§ 筆記問題 1:
エントリの冒頭から「glossary-table (2, 0, 598, 673)」を含む行まで(両端を含む)を、そのまま返してください。

#### 提示文 ####

知的財産情報(知財関連法律改正の動き) 商標法の一部改正法律案(議案番号:2110990)

2021年06月23日

議案番号:2110990

提案日:2021年6月23日

提案者:イ・ギュミン議員外10人

提案理由

現行法は、商標権又は専用実施権が侵害されると、商標権者又は専用実施権者(以下、「商標権者等」という。)は、商標権侵害に対する損害賠償を請求することができ、これに対して法院は、損害賠償額を算定するに当たり侵害者の利益額を商標権者等の損害と推定することができるように規定している。
しかし、損害額を算定するためには商標権者が侵害者の利益額を立証しなければならないが、侵害者が保有している営業秘密のような主要情報を商標権者等が確保して損害額を立証し、それを裁判過程で現出することは事実上不可能に近いため、それに対しては適正に立証責任が分配されるように制度を改善すべきであるという指摘がある。

####

§ 筆記問題 2:
提示文によると、現行法の下で法院は、損害賠償額を算定する際に侵害者の利益額を何と推定することができますか?

#### 課題用資料 ####

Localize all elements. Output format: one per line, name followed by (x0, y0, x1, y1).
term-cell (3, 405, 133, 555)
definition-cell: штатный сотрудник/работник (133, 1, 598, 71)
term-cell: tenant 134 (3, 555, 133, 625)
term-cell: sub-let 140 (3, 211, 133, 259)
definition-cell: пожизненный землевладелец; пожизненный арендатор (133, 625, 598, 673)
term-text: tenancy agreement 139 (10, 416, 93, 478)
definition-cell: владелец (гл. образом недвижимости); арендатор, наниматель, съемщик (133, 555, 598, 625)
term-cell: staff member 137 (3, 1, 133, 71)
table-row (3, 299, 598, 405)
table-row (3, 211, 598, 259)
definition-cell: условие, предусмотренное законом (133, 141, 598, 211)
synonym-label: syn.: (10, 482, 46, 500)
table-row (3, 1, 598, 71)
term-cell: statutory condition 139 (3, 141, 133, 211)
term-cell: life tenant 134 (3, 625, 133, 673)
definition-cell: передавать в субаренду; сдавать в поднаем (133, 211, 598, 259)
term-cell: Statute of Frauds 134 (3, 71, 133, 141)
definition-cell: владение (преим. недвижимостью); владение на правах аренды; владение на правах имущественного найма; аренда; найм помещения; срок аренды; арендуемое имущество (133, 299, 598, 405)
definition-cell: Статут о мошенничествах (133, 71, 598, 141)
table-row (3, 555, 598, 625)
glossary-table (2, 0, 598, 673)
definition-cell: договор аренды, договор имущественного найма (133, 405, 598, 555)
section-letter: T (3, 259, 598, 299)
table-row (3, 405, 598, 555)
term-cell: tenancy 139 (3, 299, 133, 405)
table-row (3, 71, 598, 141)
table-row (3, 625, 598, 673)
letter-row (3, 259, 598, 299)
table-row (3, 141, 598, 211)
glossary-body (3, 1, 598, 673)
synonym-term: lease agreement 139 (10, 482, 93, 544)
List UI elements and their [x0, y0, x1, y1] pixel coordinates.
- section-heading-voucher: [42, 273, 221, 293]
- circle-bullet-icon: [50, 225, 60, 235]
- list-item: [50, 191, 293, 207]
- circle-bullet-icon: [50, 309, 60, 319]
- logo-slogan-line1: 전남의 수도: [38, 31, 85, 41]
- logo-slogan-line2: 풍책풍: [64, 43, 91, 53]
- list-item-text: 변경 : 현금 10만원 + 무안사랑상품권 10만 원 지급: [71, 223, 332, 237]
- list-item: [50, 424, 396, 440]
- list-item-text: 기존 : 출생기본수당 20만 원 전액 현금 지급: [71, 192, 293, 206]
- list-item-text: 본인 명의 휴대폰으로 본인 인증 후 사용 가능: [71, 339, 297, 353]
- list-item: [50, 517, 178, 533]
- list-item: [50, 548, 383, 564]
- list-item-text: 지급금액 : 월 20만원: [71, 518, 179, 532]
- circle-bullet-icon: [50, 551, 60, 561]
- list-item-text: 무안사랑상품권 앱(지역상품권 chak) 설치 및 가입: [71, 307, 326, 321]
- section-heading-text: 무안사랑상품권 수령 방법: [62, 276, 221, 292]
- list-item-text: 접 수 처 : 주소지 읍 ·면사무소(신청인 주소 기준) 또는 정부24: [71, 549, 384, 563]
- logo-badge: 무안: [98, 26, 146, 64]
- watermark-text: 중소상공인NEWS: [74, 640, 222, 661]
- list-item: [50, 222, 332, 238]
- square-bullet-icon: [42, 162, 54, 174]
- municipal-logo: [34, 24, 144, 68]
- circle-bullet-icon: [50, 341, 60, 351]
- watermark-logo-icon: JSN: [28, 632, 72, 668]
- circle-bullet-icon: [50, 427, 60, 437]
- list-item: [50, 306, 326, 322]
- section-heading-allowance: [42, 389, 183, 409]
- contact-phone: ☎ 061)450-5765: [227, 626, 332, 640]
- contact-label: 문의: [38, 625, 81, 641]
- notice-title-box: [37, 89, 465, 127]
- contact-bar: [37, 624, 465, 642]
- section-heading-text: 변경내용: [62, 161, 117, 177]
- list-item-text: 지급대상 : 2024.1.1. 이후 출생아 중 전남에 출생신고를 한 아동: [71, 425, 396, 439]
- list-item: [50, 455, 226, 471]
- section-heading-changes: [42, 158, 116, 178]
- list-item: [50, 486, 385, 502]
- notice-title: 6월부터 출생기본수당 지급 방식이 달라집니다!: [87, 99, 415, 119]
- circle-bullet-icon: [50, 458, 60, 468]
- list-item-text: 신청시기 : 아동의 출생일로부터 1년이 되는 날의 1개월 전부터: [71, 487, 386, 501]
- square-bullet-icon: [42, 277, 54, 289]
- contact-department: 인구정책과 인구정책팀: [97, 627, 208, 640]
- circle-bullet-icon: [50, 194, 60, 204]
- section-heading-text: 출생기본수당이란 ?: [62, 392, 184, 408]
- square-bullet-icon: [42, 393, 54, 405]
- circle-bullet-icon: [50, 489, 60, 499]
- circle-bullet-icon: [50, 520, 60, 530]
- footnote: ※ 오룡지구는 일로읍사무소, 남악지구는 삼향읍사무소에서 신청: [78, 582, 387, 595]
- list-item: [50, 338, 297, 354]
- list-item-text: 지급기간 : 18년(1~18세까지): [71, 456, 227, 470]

####

§ 正答 1:
Localize all elements. Output format: one per line, name followed by (x0, y0, x1, y1).
term-cell (3, 405, 133, 555)
definition-cell: штатный сотрудник/работник (133, 1, 598, 71)
term-cell: tenant 134 (3, 555, 133, 625)
term-cell: sub-let 140 (3, 211, 133, 259)
definition-cell: пожизненный землевладелец; пожизненный арендатор (133, 625, 598, 673)
term-text: tenancy agreement 139 (10, 416, 93, 478)
definition-cell: владелец (гл. образом недвижимости); арендатор, наниматель, съемщик (133, 555, 598, 625)
term-cell: staff member 137 (3, 1, 133, 71)
table-row (3, 299, 598, 405)
table-row (3, 211, 598, 259)
definition-cell: условие, предусмотренное законом (133, 141, 598, 211)
synonym-label: syn.: (10, 482, 46, 500)
table-row (3, 1, 598, 71)
term-cell: statutory condition 139 (3, 141, 133, 211)
term-cell: life tenant 134 (3, 625, 133, 673)
definition-cell: передавать в субаренду; сдавать в поднаем (133, 211, 598, 259)
term-cell: Statute of Frauds 134 (3, 71, 133, 141)
definition-cell: владение (преим. недвижимостью); владение на правах аренды; владение на правах имущественного найма; аренда; найм помещения; срок аренды; арендуемое имущество (133, 299, 598, 405)
definition-cell: Статут о мошенничествах (133, 71, 598, 141)
table-row (3, 555, 598, 625)
glossary-table (2, 0, 598, 673)

§ 正答 2:
商標権者等の損害と推定することができます。